▶ Set exercise
Find and copy each line of the records where the string "freshwater" shows up.

'''

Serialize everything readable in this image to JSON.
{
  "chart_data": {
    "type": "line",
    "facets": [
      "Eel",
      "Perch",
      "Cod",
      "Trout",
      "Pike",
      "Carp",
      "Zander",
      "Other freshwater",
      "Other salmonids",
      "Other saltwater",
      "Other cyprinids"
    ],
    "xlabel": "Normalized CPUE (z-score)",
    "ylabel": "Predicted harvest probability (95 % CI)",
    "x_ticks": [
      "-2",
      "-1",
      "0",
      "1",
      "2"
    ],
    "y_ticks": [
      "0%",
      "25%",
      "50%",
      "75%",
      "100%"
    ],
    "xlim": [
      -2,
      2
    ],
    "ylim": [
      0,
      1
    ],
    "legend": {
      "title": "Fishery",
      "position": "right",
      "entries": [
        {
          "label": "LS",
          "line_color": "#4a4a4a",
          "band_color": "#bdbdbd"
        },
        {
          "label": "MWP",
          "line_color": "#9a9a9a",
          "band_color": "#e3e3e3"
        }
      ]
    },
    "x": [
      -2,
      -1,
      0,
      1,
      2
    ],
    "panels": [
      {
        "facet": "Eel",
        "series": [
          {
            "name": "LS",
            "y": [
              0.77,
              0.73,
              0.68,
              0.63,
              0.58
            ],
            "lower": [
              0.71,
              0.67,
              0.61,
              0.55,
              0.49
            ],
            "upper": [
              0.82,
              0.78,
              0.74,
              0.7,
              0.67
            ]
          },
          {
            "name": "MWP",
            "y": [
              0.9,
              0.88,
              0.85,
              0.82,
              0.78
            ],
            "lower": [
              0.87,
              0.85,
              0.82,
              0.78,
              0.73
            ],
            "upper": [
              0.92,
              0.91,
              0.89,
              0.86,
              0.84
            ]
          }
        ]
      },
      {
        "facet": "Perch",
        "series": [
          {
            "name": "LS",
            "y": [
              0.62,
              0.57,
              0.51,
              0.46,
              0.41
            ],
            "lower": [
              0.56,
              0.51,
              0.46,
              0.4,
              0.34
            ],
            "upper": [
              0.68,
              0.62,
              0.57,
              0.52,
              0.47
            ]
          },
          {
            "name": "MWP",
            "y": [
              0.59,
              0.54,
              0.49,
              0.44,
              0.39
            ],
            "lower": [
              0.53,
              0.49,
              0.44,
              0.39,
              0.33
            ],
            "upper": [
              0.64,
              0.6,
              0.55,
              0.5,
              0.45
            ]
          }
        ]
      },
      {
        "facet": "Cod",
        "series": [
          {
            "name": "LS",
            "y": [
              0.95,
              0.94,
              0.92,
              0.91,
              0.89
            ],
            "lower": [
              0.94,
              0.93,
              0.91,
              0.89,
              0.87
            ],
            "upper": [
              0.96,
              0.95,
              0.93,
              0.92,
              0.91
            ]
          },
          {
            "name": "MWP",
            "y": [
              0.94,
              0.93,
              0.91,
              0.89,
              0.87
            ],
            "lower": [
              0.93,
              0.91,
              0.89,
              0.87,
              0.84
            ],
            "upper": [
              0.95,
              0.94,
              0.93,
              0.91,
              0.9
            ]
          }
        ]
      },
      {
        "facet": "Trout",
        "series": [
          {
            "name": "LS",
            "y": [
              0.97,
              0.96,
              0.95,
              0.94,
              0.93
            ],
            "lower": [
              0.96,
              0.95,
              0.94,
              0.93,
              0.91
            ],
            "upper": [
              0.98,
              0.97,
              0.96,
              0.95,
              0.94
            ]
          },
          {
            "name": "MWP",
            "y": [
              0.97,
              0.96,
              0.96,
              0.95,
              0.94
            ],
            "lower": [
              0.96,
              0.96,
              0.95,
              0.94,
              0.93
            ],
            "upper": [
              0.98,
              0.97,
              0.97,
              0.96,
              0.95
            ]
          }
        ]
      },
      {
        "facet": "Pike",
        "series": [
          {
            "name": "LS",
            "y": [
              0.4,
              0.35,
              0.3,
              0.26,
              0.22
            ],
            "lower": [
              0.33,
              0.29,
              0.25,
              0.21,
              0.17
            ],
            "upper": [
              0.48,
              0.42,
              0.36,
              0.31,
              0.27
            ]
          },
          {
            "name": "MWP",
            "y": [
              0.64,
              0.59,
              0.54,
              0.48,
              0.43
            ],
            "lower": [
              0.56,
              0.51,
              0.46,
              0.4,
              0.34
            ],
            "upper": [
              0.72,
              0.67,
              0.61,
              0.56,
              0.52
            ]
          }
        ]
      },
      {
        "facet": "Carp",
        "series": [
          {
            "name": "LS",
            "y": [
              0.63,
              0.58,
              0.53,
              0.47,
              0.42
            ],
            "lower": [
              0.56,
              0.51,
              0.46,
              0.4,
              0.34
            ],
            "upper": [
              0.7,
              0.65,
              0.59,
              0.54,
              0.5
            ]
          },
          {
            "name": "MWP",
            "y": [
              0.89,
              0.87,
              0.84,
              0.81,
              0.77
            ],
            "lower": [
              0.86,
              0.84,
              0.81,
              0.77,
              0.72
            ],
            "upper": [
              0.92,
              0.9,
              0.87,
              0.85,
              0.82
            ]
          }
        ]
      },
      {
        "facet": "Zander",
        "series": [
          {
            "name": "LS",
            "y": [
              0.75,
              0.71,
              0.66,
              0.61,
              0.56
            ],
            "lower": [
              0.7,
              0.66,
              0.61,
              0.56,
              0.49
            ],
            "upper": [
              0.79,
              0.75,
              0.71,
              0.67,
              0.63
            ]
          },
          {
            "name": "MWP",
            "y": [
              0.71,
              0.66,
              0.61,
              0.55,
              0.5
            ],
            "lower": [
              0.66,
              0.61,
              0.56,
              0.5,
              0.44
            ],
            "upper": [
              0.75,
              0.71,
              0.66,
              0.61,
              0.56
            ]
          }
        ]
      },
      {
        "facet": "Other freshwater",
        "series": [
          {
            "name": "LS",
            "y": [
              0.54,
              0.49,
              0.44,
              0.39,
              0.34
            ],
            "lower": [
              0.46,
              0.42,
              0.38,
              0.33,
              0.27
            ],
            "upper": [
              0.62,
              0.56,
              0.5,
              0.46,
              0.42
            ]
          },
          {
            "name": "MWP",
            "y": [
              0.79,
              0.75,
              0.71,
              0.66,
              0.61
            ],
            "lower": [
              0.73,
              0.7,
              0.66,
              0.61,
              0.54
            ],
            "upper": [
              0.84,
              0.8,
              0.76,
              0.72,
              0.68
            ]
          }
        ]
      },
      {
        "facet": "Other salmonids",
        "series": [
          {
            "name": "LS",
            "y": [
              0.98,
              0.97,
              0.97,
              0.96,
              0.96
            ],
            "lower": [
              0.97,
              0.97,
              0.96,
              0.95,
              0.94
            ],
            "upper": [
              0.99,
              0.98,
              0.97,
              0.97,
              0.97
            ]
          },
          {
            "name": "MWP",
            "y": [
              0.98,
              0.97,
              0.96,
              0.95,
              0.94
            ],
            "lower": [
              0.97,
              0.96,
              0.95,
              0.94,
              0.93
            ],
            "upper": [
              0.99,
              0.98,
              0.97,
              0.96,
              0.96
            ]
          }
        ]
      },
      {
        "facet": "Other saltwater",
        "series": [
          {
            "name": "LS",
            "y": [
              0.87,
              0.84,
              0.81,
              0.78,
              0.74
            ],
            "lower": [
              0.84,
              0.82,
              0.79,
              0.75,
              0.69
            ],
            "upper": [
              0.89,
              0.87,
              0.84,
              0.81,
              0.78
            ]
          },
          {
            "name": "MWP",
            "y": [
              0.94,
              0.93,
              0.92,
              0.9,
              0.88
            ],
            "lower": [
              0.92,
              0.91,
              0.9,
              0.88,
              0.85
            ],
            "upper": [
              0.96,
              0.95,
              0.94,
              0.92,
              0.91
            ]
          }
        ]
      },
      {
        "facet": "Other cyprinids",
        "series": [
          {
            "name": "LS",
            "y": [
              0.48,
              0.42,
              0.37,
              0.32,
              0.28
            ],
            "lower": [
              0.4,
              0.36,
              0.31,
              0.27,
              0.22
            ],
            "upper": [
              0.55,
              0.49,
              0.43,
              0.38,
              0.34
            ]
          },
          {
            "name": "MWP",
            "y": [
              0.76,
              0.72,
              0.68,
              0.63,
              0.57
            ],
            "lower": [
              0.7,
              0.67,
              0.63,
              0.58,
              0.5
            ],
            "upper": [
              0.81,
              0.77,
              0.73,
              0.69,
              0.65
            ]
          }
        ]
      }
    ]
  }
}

'''

▶ Solution
      "Other freshwater",
        "facet": "Other freshwater",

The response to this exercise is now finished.